**Challenge**
Find the line containing "What does this", then return it and every line after it through the end of the records, exactly. Leave out pictures.

**Input**
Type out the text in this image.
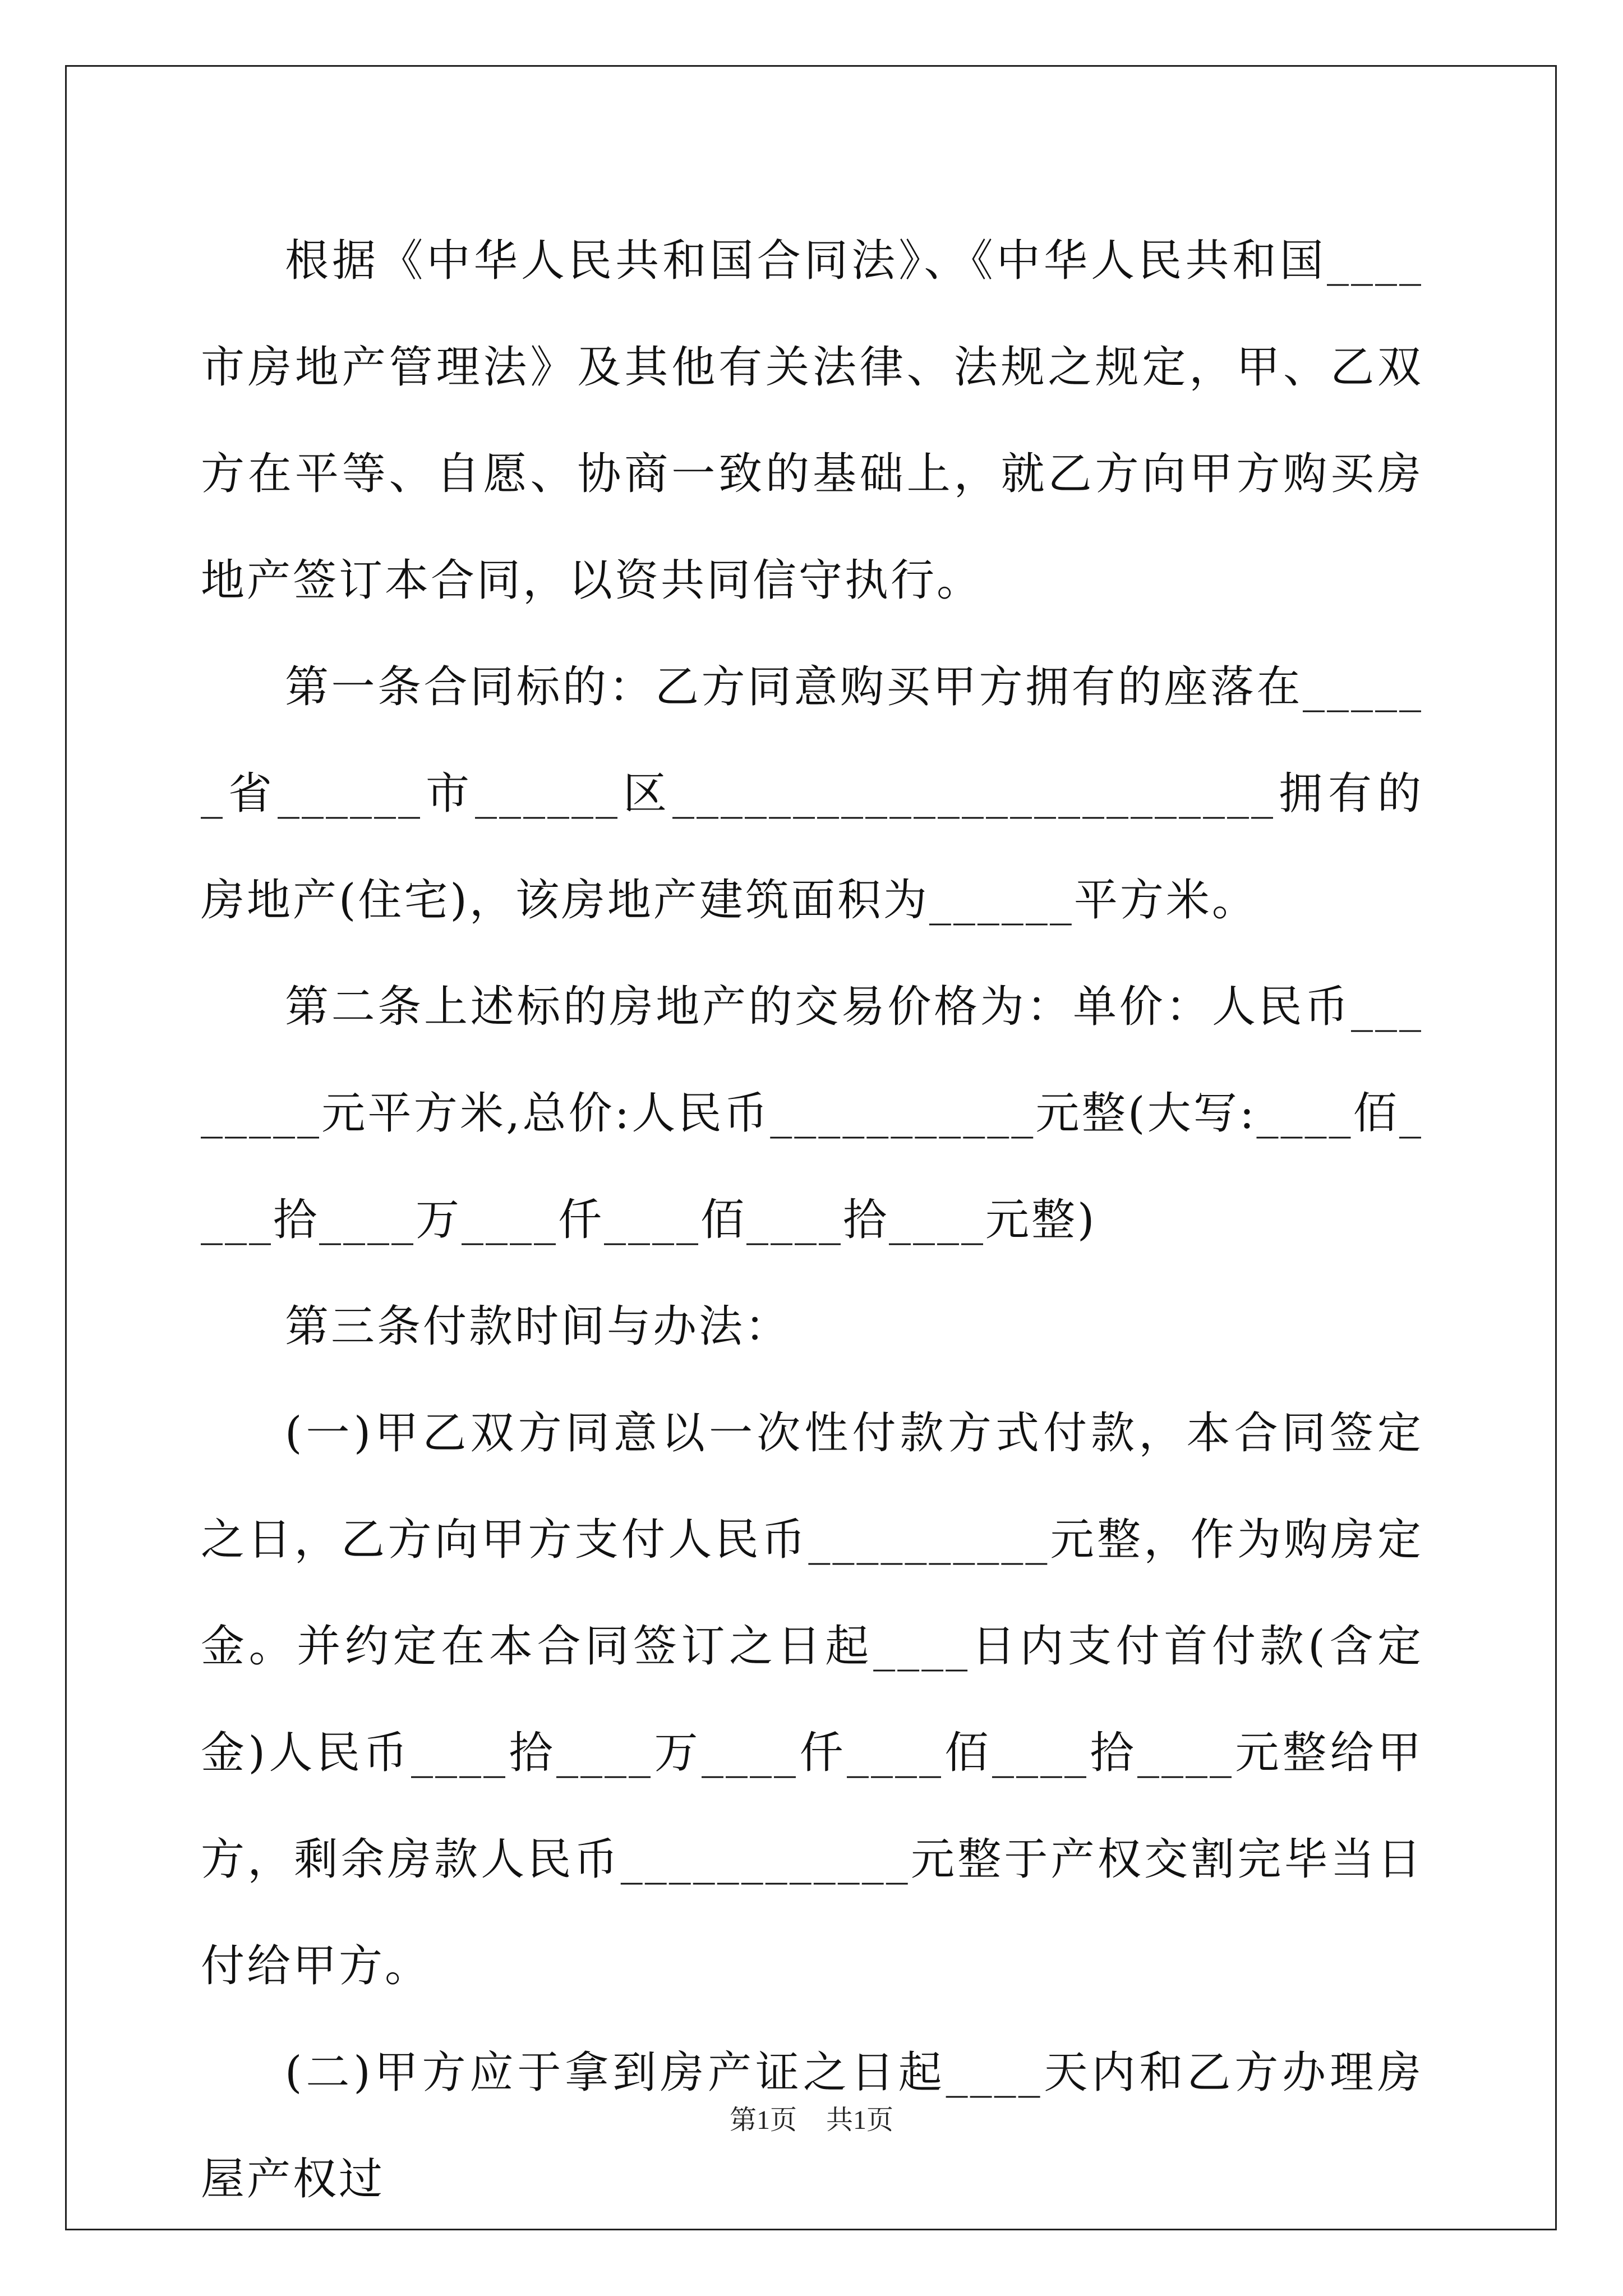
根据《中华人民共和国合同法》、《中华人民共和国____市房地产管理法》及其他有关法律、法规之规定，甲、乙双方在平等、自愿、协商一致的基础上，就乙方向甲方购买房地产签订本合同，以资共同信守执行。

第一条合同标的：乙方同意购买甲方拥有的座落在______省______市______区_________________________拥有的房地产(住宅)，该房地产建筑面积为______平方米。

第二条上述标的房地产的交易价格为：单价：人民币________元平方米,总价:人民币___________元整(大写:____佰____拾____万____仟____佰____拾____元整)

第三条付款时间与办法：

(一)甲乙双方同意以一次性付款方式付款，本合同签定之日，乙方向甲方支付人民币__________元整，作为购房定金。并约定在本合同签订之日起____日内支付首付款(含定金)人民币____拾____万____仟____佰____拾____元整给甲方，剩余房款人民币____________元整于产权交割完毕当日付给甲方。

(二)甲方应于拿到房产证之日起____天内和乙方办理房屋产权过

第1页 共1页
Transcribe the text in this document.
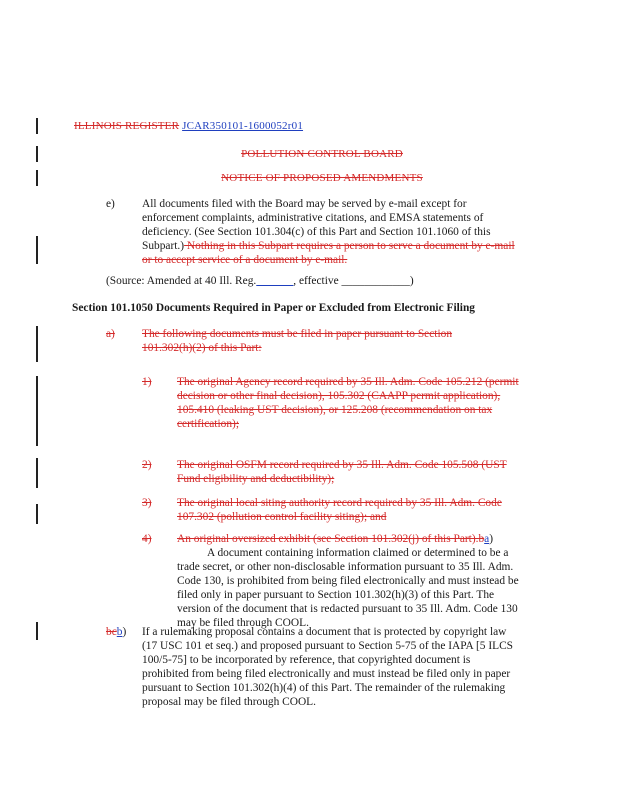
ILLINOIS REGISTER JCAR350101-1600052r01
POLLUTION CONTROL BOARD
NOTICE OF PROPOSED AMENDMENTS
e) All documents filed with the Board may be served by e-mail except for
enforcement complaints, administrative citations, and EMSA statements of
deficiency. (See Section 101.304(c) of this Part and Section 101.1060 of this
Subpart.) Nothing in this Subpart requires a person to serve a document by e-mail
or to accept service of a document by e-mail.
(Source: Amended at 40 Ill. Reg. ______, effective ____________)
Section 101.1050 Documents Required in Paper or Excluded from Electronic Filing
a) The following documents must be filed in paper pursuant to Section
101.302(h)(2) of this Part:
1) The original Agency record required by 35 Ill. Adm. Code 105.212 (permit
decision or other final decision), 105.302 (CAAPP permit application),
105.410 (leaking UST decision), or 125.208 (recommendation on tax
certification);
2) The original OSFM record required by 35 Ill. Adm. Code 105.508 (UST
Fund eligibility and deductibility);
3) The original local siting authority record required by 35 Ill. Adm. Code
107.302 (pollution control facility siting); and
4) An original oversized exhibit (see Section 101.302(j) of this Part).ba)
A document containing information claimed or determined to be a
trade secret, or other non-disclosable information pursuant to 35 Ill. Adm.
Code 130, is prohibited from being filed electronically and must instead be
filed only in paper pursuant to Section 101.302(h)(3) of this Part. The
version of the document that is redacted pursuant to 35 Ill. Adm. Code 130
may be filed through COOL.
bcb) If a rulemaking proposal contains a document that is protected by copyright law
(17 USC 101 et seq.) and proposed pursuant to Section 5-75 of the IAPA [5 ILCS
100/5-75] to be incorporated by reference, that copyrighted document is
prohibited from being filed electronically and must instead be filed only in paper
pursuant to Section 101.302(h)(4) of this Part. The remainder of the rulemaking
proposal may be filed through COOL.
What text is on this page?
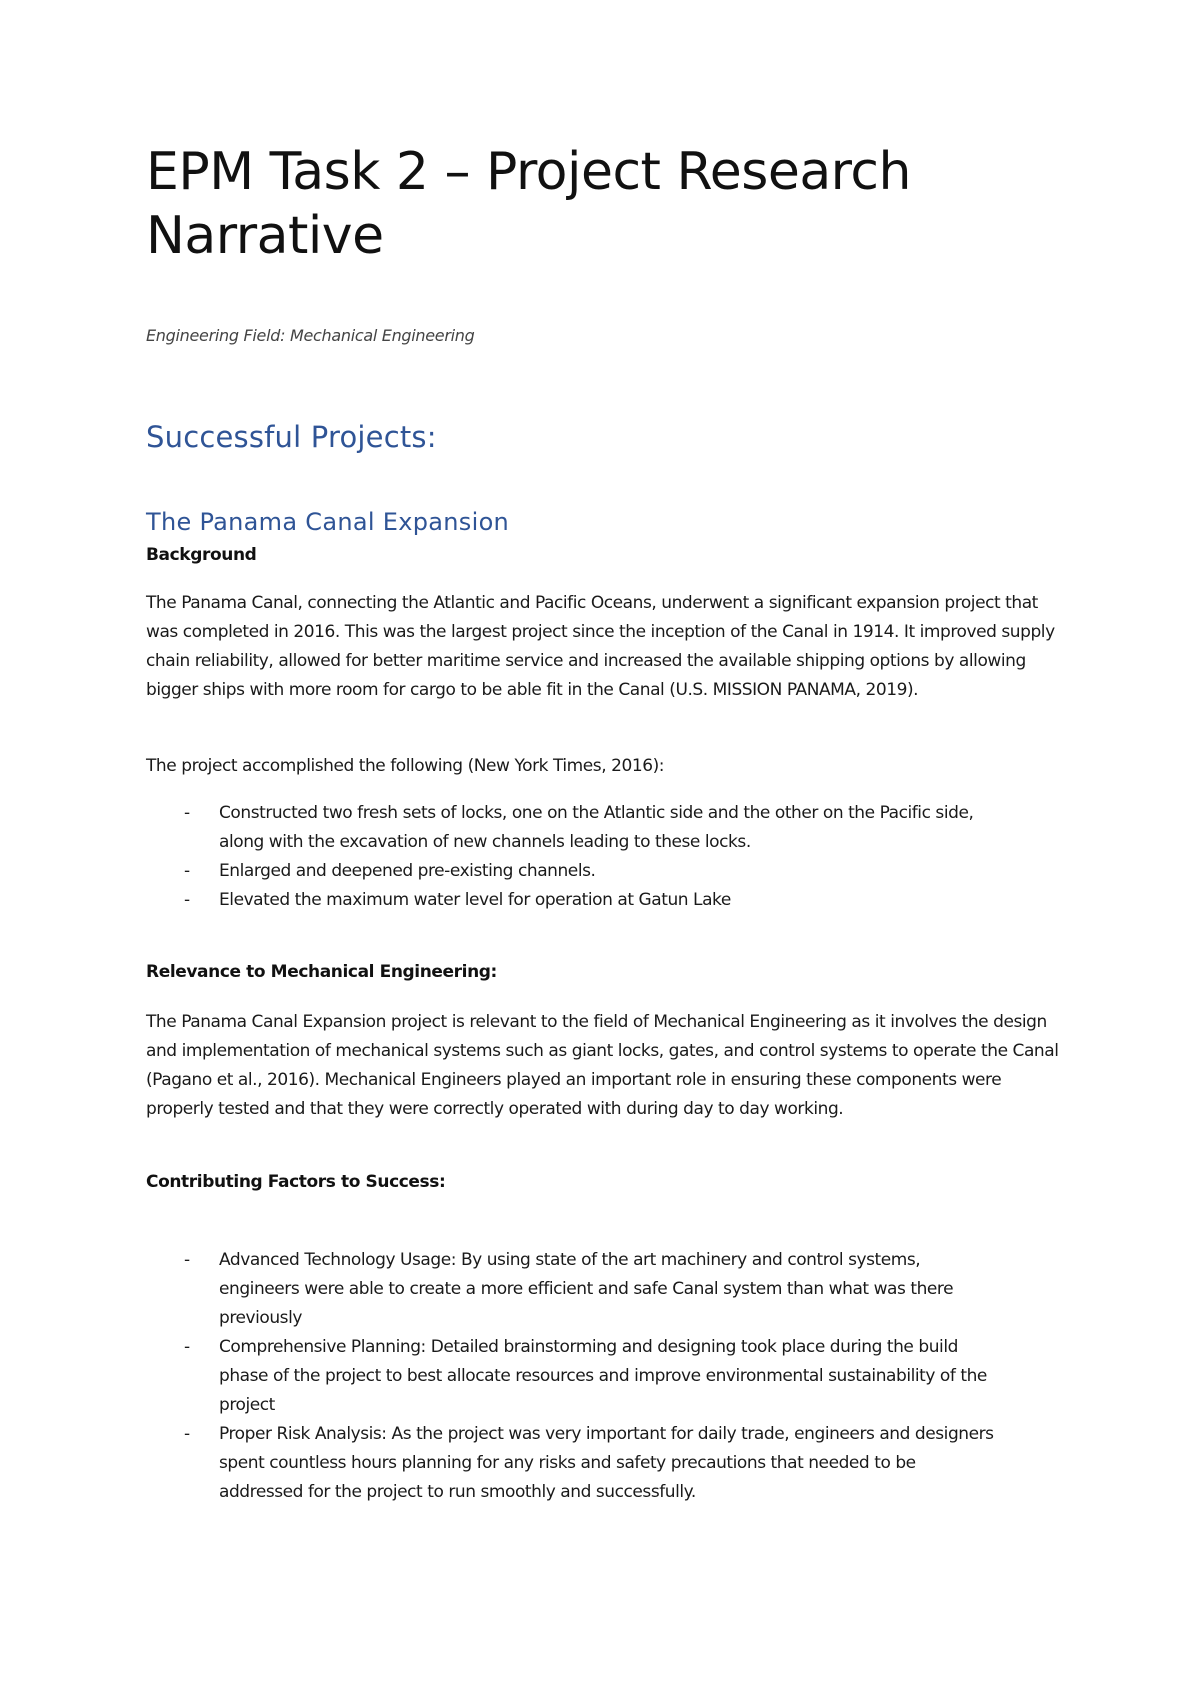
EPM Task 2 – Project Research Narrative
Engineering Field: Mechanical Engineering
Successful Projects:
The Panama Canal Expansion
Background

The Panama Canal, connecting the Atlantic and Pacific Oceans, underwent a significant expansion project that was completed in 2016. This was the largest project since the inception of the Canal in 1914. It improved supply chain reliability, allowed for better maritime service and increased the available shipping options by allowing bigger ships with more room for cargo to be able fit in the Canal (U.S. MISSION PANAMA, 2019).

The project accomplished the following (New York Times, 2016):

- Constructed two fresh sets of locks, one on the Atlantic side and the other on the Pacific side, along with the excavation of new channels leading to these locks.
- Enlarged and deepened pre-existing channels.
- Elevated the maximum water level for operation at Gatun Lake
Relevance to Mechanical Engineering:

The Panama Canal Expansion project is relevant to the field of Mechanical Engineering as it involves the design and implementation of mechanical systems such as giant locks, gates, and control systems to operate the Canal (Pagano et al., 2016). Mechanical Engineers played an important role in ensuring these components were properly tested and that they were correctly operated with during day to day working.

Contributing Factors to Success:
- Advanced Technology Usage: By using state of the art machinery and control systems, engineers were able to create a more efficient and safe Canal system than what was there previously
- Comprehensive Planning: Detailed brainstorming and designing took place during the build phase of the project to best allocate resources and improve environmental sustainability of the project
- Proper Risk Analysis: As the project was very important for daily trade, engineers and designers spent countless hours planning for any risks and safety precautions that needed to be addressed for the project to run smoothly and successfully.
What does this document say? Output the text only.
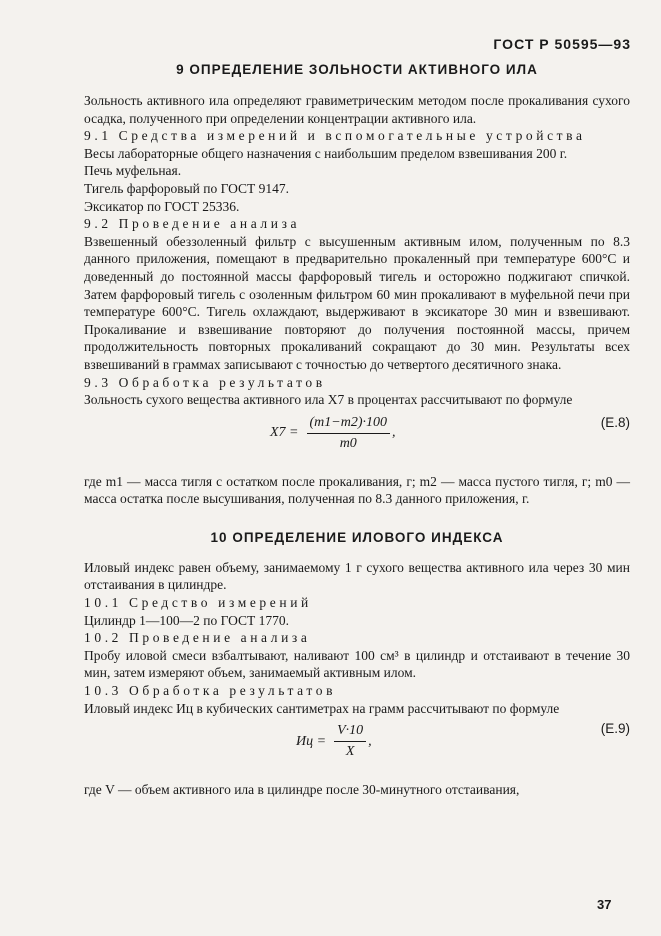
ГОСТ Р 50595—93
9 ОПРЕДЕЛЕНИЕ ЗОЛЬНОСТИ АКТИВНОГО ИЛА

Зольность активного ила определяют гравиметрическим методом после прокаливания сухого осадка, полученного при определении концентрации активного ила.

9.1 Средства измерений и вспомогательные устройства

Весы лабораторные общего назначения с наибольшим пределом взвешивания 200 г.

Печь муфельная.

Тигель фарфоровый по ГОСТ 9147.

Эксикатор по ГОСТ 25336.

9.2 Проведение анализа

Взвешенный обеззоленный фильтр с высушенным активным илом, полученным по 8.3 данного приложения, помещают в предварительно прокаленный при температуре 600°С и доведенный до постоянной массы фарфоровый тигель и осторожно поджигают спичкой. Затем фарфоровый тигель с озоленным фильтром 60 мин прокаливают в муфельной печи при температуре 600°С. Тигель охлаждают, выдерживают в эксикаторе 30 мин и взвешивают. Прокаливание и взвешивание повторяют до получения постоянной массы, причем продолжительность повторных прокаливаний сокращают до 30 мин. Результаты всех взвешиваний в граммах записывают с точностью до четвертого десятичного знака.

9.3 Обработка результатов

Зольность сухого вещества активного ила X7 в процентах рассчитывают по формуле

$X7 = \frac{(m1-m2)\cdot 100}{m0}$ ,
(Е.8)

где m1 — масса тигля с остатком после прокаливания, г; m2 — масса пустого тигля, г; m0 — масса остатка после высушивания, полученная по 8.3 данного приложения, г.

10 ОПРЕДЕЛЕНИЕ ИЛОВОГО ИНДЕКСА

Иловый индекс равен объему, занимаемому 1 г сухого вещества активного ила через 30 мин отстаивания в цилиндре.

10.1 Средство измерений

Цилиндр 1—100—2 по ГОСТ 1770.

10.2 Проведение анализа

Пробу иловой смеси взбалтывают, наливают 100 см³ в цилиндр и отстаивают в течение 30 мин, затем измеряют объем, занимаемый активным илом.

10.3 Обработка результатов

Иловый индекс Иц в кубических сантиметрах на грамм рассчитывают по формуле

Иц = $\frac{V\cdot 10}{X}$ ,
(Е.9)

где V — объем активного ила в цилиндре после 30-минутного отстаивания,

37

**Task output**
What does this document say? Output the text only.
ГОСТ Р 50595—93
9 ОПРЕДЕЛЕНИЕ ЗОЛЬНОСТИ АКТИВНОГО ИЛА

Зольность активного ила определяют гравиметрическим методом после прокаливания сухого осадка, полученного при определении концентрации активного ила.

9.1 Средства измерений и вспомогательные устройства

Весы лабораторные общего назначения с наибольшим пределом взвешивания 200 г.

Печь муфельная.

Тигель фарфоровый по ГОСТ 9147.

Эксикатор по ГОСТ 25336.

9.2 Проведение анализа

Взвешенный обеззоленный фильтр с высушенным активным илом, полученным по 8.3 данного приложения, помещают в предварительно прокаленный при температуре 600°С и доведенный до постоянной массы фарфоровый тигель и осторожно поджигают спичкой. Затем фарфоровый тигель с озоленным фильтром 60 мин прокаливают в муфельной печи при температуре 600°С. Тигель охлаждают, выдерживают в эксикаторе 30 мин и взвешивают. Прокаливание и взвешивание повторяют до получения постоянной массы, причем продолжительность повторных прокаливаний сокращают до 30 мин. Результаты всех взвешиваний в граммах записывают с точностью до четвертого десятичного знака.

9.3 Обработка результатов

Зольность сухого вещества активного ила X7 в процентах рассчитывают по формуле

$X7 = \frac{(m1-m2)\cdot 100}{m0}$ ,
(Е.8)

где m1 — масса тигля с остатком после прокаливания, г; m2 — масса пустого тигля, г; m0 — масса остатка после высушивания, полученная по 8.3 данного приложения, г.

10 ОПРЕДЕЛЕНИЕ ИЛОВОГО ИНДЕКСА

Иловый индекс равен объему, занимаемому 1 г сухого вещества активного ила через 30 мин отстаивания в цилиндре.

10.1 Средство измерений

Цилиндр 1—100—2 по ГОСТ 1770.

10.2 Проведение анализа

Пробу иловой смеси взбалтывают, наливают 100 см³ в цилиндр и отстаивают в течение 30 мин, затем измеряют объем, занимаемый активным илом.

10.3 Обработка результатов

Иловый индекс Иц в кубических сантиметрах на грамм рассчитывают по формуле

Иц = $\frac{V\cdot 10}{X}$ ,
(Е.9)

где V — объем активного ила в цилиндре после 30-минутного отстаивания,

37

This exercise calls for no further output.